*THE TASK:* Reproduce all of the records exactly.

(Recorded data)
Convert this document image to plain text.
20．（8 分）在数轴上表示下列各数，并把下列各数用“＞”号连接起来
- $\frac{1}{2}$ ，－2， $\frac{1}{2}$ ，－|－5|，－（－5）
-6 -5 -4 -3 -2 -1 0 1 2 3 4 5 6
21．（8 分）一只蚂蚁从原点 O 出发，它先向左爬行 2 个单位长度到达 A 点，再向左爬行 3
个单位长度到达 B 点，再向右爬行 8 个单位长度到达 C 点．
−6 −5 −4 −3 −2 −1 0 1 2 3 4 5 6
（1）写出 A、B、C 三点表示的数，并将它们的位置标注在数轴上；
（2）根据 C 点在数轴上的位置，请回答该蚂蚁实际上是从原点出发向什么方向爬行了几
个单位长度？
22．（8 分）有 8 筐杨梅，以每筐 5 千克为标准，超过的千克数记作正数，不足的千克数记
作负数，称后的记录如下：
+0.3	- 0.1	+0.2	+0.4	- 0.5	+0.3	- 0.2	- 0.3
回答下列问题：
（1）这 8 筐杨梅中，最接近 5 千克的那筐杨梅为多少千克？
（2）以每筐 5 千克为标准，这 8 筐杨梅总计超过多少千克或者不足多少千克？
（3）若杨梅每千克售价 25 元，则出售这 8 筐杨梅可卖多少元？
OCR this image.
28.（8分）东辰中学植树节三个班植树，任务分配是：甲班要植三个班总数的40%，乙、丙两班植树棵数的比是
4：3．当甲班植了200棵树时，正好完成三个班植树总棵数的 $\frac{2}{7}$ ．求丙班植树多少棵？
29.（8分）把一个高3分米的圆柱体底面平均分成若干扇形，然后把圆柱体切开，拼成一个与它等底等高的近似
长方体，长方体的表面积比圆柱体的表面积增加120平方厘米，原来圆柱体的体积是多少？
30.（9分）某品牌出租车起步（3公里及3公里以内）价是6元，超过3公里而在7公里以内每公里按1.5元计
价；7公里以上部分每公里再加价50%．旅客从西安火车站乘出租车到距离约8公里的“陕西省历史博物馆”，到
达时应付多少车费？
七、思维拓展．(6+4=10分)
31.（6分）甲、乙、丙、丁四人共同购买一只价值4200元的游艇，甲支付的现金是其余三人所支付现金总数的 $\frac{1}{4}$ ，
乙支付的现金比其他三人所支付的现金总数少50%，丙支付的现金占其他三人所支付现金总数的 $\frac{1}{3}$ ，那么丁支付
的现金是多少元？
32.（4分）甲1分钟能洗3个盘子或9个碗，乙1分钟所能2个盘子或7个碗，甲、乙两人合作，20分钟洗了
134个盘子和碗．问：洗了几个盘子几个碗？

*EXERCISE SOLUTION:*
Convert this document image to plain text.
20．（8 分）在数轴上表示下列各数，并把下列各数用“＞”号连接起来
- $\frac{1}{2}$ ，－2， $\frac{1}{2}$ ，－|－5|，－（－5）
-6 -5 -4 -3 -2 -1 0 1 2 3 4 5 6
21．（8 分）一只蚂蚁从原点 O 出发，它先向左爬行 2 个单位长度到达 A 点，再向左爬行 3
个单位长度到达 B 点，再向右爬行 8 个单位长度到达 C 点．
−6 −5 −4 −3 −2 −1 0 1 2 3 4 5 6
（1）写出 A、B、C 三点表示的数，并将它们的位置标注在数轴上；
（2）根据 C 点在数轴上的位置，请回答该蚂蚁实际上是从原点出发向什么方向爬行了几
个单位长度？
22．（8 分）有 8 筐杨梅，以每筐 5 千克为标准，超过的千克数记作正数，不足的千克数记
作负数，称后的记录如下：
+0.3	- 0.1	+0.2	+0.4	- 0.5	+0.3	- 0.2	- 0.3
回答下列问题：
（1）这 8 筐杨梅中，最接近 5 千克的那筐杨梅为多少千克？
（2）以每筐 5 千克为标准，这 8 筐杨梅总计超过多少千克或者不足多少千克？
（3）若杨梅每千克售价 25 元，则出售这 8 筐杨梅可卖多少元？
OCR this image.
28.（8分）东辰中学植树节三个班植树，任务分配是：甲班要植三个班总数的40%，乙、丙两班植树棵数的比是
4：3．当甲班植了200棵树时，正好完成三个班植树总棵数的 $\frac{2}{7}$ ．求丙班植树多少棵？
29.（8分）把一个高3分米的圆柱体底面平均分成若干扇形，然后把圆柱体切开，拼成一个与它等底等高的近似
长方体，长方体的表面积比圆柱体的表面积增加120平方厘米，原来圆柱体的体积是多少？
30.（9分）某品牌出租车起步（3公里及3公里以内）价是6元，超过3公里而在7公里以内每公里按1.5元计
价；7公里以上部分每公里再加价50%．旅客从西安火车站乘出租车到距离约8公里的“陕西省历史博物馆”，到
达时应付多少车费？
七、思维拓展．(6+4=10分)
31.（6分）甲、乙、丙、丁四人共同购买一只价值4200元的游艇，甲支付的现金是其余三人所支付现金总数的 $\frac{1}{4}$ ，
乙支付的现金比其他三人所支付的现金总数少50%，丙支付的现金占其他三人所支付现金总数的 $\frac{1}{3}$ ，那么丁支付
的现金是多少元？
32.（4分）甲1分钟能洗3个盘子或9个碗，乙1分钟所能2个盘子或7个碗，甲、乙两人合作，20分钟洗了
134个盘子和碗．问：洗了几个盘子几个碗？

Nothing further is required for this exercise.